** Problem statement **
Please reproduce every line of the data below with no changes.

** Rows **
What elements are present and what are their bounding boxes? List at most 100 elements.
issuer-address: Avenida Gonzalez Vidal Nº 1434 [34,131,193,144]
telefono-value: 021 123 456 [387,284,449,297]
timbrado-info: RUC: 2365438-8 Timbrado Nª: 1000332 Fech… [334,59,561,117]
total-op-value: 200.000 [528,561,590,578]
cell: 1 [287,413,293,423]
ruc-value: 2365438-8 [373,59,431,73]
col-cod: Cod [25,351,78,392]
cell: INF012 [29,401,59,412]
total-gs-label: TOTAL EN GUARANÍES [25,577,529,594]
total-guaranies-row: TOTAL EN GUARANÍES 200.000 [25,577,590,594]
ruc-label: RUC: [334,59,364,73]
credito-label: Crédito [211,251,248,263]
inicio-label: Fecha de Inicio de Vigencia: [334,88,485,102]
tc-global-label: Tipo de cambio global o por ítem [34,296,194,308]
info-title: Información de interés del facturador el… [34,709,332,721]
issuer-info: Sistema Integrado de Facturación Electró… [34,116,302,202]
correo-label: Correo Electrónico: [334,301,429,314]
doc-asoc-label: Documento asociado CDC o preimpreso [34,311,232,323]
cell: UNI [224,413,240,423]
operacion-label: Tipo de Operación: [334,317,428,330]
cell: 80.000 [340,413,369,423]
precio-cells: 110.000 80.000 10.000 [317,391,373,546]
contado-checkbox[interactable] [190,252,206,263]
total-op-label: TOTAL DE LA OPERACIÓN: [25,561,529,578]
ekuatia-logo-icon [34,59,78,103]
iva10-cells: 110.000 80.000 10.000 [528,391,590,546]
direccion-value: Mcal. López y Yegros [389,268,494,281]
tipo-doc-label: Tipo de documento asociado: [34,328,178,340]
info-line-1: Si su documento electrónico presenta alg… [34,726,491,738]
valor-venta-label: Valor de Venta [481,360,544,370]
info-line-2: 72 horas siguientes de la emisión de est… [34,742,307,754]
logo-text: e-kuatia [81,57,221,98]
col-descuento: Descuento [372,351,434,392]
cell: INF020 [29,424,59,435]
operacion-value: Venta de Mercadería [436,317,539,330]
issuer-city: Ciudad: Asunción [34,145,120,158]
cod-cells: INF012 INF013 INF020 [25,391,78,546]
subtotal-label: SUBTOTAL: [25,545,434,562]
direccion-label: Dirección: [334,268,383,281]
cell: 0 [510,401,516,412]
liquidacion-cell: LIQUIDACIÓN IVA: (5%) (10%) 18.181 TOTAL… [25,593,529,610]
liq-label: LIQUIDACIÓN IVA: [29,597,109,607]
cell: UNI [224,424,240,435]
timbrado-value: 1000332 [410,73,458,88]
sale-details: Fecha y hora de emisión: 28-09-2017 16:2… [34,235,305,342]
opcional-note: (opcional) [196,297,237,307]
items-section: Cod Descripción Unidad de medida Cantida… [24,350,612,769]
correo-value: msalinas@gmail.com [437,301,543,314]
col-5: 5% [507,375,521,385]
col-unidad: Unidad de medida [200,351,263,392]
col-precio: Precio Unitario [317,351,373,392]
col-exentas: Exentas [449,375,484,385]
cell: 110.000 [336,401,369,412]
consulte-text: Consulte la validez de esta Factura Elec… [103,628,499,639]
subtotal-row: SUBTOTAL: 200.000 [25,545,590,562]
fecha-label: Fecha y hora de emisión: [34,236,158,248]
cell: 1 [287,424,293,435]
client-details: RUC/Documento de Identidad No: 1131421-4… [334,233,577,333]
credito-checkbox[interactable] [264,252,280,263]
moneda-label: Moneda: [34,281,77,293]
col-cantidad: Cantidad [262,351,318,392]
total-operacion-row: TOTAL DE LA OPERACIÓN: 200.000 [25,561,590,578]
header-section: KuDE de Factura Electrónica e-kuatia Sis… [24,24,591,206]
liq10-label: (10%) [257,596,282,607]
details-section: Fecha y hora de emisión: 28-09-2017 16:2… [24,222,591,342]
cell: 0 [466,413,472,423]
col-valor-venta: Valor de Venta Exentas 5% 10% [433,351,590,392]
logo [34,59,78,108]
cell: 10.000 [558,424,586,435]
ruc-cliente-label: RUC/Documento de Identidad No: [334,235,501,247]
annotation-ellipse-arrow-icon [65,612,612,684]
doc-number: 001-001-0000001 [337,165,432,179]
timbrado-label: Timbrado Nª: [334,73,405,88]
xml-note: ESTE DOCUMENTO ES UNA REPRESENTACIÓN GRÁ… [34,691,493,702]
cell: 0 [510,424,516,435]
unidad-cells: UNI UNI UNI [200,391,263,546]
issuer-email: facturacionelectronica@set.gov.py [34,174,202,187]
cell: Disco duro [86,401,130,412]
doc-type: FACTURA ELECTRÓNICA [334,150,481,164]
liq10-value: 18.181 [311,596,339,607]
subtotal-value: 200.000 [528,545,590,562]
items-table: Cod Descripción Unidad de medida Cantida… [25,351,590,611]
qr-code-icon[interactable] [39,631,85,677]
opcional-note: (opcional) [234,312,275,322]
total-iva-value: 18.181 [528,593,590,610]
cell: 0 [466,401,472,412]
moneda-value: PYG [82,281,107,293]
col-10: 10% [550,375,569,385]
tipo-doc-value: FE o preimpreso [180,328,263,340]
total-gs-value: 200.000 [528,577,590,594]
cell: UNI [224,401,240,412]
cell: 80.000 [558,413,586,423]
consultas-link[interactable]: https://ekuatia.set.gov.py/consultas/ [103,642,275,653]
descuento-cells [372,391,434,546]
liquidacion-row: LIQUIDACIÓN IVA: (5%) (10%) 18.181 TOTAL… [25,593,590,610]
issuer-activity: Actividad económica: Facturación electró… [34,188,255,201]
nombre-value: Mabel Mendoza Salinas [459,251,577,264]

** Worked answer **
What elements are present and what are their bounding boxes? List at most 100 elements.
issuer-address: Avenida Gonzalez Vidal Nº 1434 [34,131,193,144]
telefono-value: 021 123 456 [387,284,449,297]
timbrado-info: RUC: 2365438-8 Timbrado Nª: 1000332 Fech… [334,59,561,117]
total-op-value: 200.000 [528,561,590,578]
cell: 1 [287,413,293,423]
ruc-value: 2365438-8 [373,59,431,73]
col-cod: Cod [25,351,78,392]
cell: INF012 [29,401,59,412]
total-gs-label: TOTAL EN GUARANÍES [25,577,529,594]
total-guaranies-row: TOTAL EN GUARANÍES 200.000 [25,577,590,594]
ruc-label: RUC: [334,59,364,73]
credito-label: Crédito [211,251,248,263]
inicio-label: Fecha de Inicio de Vigencia: [334,88,485,102]
tc-global-label: Tipo de cambio global o por ítem [34,296,194,308]
info-title: Información de interés del facturador el… [34,709,332,721]
issuer-info: Sistema Integrado de Facturación Electró… [34,116,302,202]
correo-label: Correo Electrónico: [334,301,429,314]
doc-asoc-label: Documento asociado CDC o preimpreso [34,311,232,323]
cell: UNI [224,413,240,423]
operacion-label: Tipo de Operación: [334,317,428,330]
cell: 80.000 [340,413,369,423]
precio-cells: 110.000 80.000 10.000 [317,391,373,546]
contado-checkbox[interactable] [190,252,206,263]
total-op-label: TOTAL DE LA OPERACIÓN: [25,561,529,578]
ekuatia-logo-icon [34,59,78,103]
iva10-cells: 110.000 80.000 10.000 [528,391,590,546]
direccion-value: Mcal. López y Yegros [389,268,494,281]
tipo-doc-label: Tipo de documento asociado: [34,328,178,340]
info-line-1: Si su documento electrónico presenta alg… [34,726,491,738]
valor-venta-label: Valor de Venta [481,360,544,370]
info-line-2: 72 horas siguientes de la emisión de est… [34,742,307,754]
logo-text: e-kuatia [81,57,221,98]
col-descuento: Descuento [372,351,434,392]
cell: INF020 [29,424,59,435]
operacion-value: Venta de Mercadería [436,317,539,330]
issuer-city: Ciudad: Asunción [34,145,120,158]
cod-cells: INF012 INF013 INF020 [25,391,78,546]
subtotal-label: SUBTOTAL: [25,545,434,562]
direccion-label: Dirección: [334,268,383,281]
cell: 0 [510,401,516,412]
liquidacion-cell: LIQUIDACIÓN IVA: (5%) (10%) 18.181 TOTAL… [25,593,529,610]
liq-label: LIQUIDACIÓN IVA: [29,597,109,607]
cell: UNI [224,424,240,435]
timbrado-value: 1000332 [410,73,458,88]
sale-details: Fecha y hora de emisión: 28-09-2017 16:2… [34,235,305,342]
opcional-note: (opcional) [196,297,237,307]
items-section: Cod Descripción Unidad de medida Cantida… [24,350,612,769]
correo-value: msalinas@gmail.com [437,301,543,314]
col-5: 5% [507,375,521,385]
col-unidad: Unidad de medida [200,351,263,392]
col-precio: Precio Unitario [317,351,373,392]
col-exentas: Exentas [449,375,484,385]
cell: 110.000 [336,401,369,412]
consulte-text: Consulte la validez de esta Factura Elec… [103,628,499,639]
subtotal-row: SUBTOTAL: 200.000 [25,545,590,562]
fecha-label: Fecha y hora de emisión: [34,236,158,248]
cell: 1 [287,424,293,435]
client-details: RUC/Documento de Identidad No: 1131421-4… [334,233,577,333]
credito-checkbox[interactable] [264,252,280,263]
moneda-label: Moneda: [34,281,77,293]
col-cantidad: Cantidad [262,351,318,392]
total-operacion-row: TOTAL DE LA OPERACIÓN: 200.000 [25,561,590,578]
header-section: KuDE de Factura Electrónica e-kuatia Sis… [24,24,591,206]
liq10-label: (10%) [257,596,282,607]
details-section: Fecha y hora de emisión: 28-09-2017 16:2… [24,222,591,342]
cell: 0 [466,413,472,423]
col-valor-venta: Valor de Venta Exentas 5% 10% [433,351,590,392]
logo [34,59,78,108]
cell: 10.000 [558,424,586,435]
ruc-cliente-label: RUC/Documento de Identidad No: [334,235,501,247]
annotation-ellipse-arrow-icon [65,612,612,684]
doc-number: 001-001-0000001 [337,165,432,179]
timbrado-label: Timbrado Nª: [334,73,405,88]
xml-note: ESTE DOCUMENTO ES UNA REPRESENTACIÓN GRÁ… [34,691,493,702]
cell: 0 [510,424,516,435]
unidad-cells: UNI UNI UNI [200,391,263,546]
issuer-email: facturacionelectronica@set.gov.py [34,174,202,187]
cell: Disco duro [86,401,130,412]
doc-type: FACTURA ELECTRÓNICA [334,150,481,164]
liq10-value: 18.181 [311,596,339,607]
subtotal-value: 200.000 [528,545,590,562]
items-table: Cod Descripción Unidad de medida Cantida… [25,351,590,611]
qr-code-icon[interactable] [39,631,85,677]
opcional-note: (opcional) [234,312,275,322]
total-iva-value: 18.181 [528,593,590,610]
cell: 0 [466,401,472,412]
moneda-value: PYG [82,281,107,293]
col-10: 10% [550,375,569,385]
tipo-doc-value: FE o preimpreso [180,328,263,340]
total-gs-value: 200.000 [528,577,590,594]
cell: UNI [224,401,240,412]
cell: 80.000 [558,413,586,423]
consultas-link[interactable]: https://ekuatia.set.gov.py/consultas/ [103,642,275,653]
descuento-cells [372,391,434,546]
liquidacion-row: LIQUIDACIÓN IVA: (5%) (10%) 18.181 TOTAL… [25,593,590,610]
issuer-activity: Actividad económica: Facturación electró… [34,188,255,201]
nombre-value: Mabel Mendoza Salinas [459,251,577,264]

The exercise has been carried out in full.